> **Exercise description**:
Transcribe the data that follows precisely, omitting nothing.
** start Data excerpts **
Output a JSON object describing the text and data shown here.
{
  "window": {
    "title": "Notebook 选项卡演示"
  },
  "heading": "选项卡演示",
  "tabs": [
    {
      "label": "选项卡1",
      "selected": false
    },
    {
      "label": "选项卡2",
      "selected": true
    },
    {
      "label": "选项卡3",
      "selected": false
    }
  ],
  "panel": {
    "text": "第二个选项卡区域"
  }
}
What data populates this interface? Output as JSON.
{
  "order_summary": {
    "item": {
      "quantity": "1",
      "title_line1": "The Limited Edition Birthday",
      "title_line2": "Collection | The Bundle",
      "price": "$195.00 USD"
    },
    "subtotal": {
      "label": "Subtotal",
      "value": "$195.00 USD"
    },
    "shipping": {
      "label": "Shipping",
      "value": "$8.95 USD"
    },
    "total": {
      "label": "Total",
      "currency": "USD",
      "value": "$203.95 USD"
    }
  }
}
** end Data excerpts **
> **Result of the task**:
Output a JSON object describing the text and data shown here.
{
  "window": {
    "title": "Notebook 选项卡演示"
  },
  "heading": "选项卡演示",
  "tabs": [
    {
      "label": "选项卡1",
      "selected": false
    },
    {
      "label": "选项卡2",
      "selected": true
    },
    {
      "label": "选项卡3",
      "selected": false
    }
  ],
  "panel": {
    "text": "第二个选项卡区域"
  }
}
What data populates this interface? Output as JSON.
{
  "order_summary": {
    "item": {
      "quantity": "1",
      "title_line1": "The Limited Edition Birthday",
      "title_line2": "Collection | The Bundle",
      "price": "$195.00 USD"
    },
    "subtotal": {
      "label": "Subtotal",
      "value": "$195.00 USD"
    },
    "shipping": {
      "label": "Shipping",
      "value": "$8.95 USD"
    },
    "total": {
      "label": "Total",
      "currency": "USD",
      "value": "$203.95 USD"
    }
  }
}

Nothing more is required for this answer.